(Goal) Below are records; count the lines in them that hold "which" and give only the count.

(Material for this exercise)
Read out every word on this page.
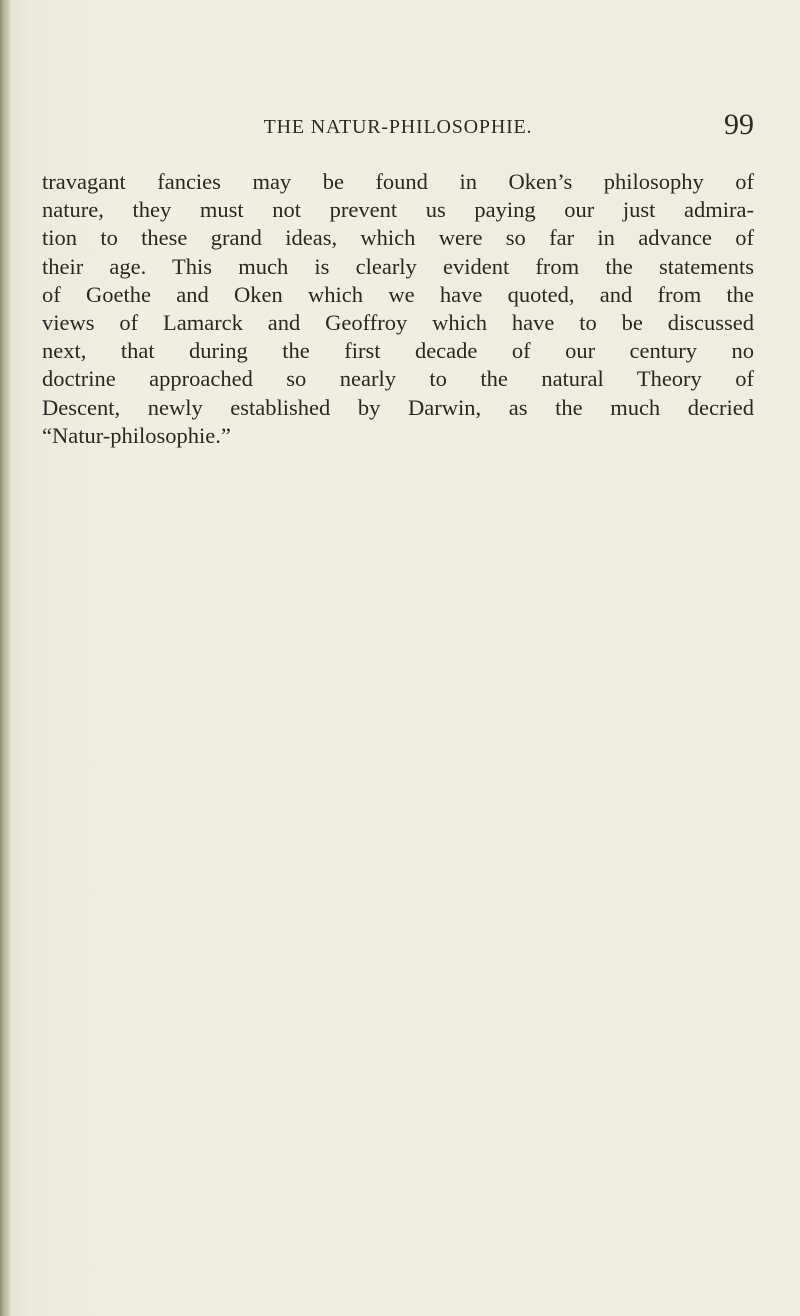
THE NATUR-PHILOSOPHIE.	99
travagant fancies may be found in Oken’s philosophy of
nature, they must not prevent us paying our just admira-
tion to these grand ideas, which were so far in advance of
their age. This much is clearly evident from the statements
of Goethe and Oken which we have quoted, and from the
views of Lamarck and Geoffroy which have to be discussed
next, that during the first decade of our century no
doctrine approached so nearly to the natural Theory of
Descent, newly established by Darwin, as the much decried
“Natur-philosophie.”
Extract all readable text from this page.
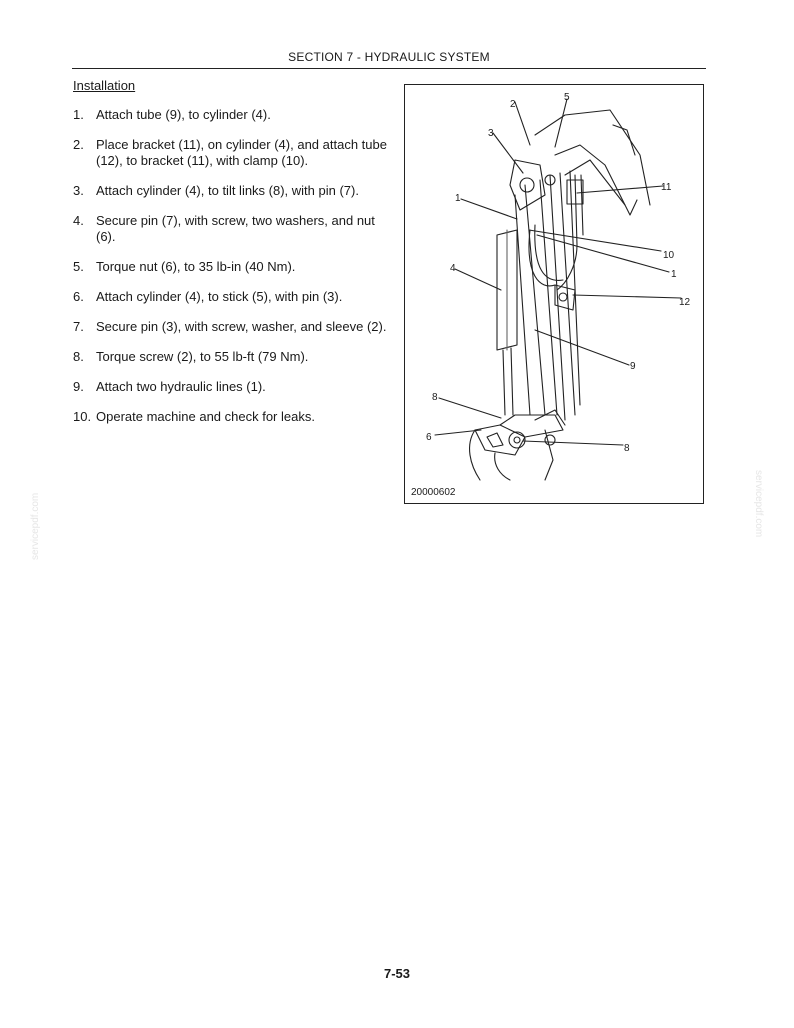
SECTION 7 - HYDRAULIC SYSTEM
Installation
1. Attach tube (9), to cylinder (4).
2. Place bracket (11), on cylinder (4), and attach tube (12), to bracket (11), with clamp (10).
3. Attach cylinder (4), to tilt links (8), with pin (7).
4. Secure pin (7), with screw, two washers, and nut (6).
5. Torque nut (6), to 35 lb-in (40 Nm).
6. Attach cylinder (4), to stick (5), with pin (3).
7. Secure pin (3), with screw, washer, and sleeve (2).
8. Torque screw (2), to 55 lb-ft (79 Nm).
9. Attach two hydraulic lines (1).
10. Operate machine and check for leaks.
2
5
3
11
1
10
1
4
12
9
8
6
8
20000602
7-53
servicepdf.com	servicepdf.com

==

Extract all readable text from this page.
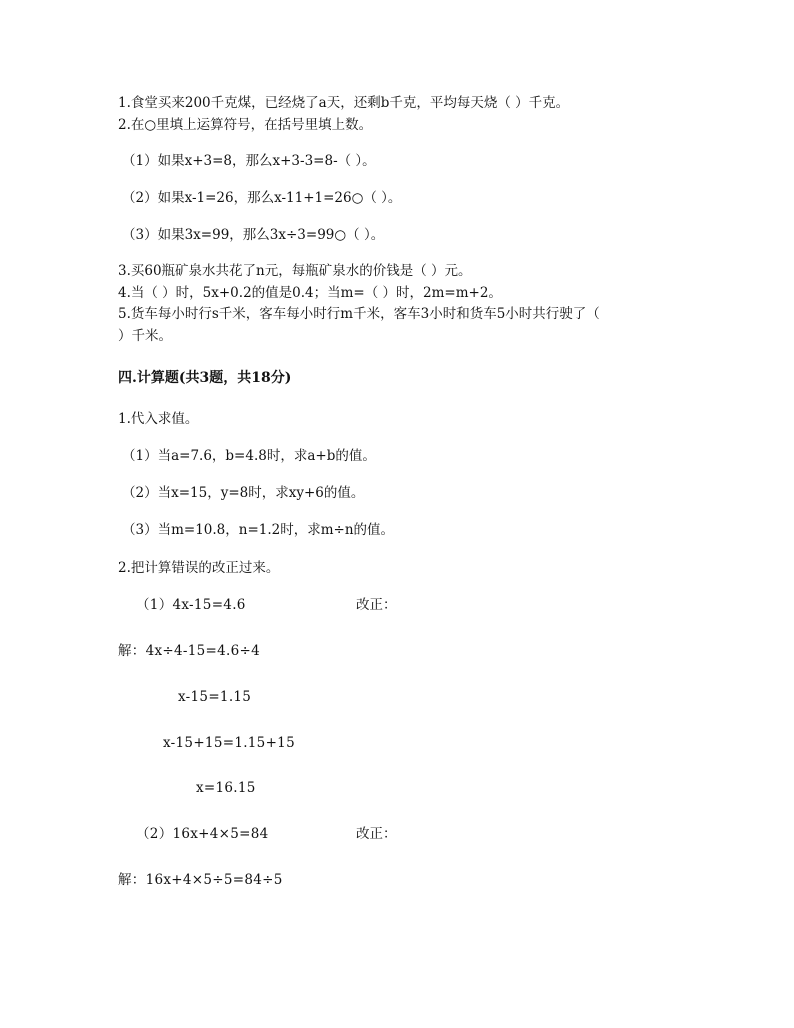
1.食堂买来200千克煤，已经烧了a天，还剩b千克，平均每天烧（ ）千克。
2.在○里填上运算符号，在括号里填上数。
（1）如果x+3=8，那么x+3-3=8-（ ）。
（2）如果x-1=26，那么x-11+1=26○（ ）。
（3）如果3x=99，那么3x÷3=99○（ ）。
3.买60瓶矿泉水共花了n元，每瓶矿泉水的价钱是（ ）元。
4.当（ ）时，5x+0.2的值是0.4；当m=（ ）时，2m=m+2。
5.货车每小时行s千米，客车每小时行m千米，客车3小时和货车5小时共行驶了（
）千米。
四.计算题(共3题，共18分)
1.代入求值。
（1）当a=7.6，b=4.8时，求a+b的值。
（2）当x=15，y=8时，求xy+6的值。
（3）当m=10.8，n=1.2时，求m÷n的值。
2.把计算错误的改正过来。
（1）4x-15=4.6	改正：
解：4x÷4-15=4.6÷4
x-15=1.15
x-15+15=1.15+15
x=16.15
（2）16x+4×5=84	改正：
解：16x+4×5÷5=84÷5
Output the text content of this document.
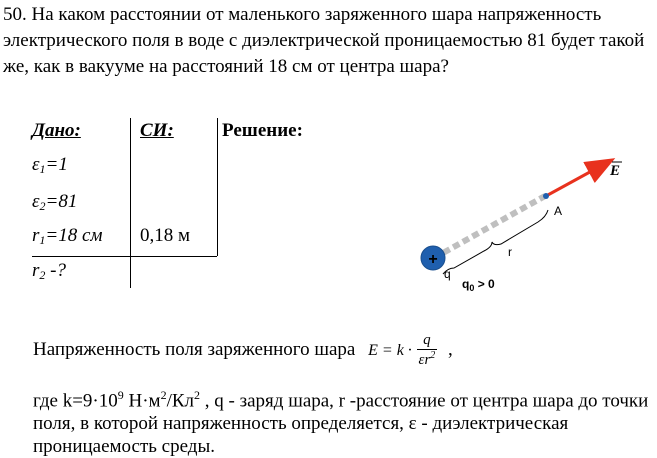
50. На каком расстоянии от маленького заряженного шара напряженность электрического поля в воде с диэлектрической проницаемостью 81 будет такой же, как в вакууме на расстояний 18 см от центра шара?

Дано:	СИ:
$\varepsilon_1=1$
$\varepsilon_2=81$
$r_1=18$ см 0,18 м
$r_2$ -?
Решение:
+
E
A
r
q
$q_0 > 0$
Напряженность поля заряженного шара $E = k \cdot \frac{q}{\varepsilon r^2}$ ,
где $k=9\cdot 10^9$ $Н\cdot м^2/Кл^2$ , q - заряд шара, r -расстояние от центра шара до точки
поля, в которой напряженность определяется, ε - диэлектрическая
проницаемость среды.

(Response to the exercise) 3